* Begin *

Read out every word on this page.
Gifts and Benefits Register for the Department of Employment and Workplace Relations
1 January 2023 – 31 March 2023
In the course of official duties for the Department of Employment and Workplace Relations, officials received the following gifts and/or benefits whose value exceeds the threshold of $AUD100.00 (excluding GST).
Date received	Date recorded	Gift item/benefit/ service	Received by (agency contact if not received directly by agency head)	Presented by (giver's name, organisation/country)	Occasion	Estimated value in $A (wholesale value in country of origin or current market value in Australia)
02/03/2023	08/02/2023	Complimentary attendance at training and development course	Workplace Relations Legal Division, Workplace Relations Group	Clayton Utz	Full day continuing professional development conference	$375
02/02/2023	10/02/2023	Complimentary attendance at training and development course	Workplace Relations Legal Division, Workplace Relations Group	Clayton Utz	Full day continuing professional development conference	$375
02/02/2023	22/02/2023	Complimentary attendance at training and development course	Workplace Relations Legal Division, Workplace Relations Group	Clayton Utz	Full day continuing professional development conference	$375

* End *

Report how many lines of the preceding records include "continuing". Output the number only.

Result of the exercise:
3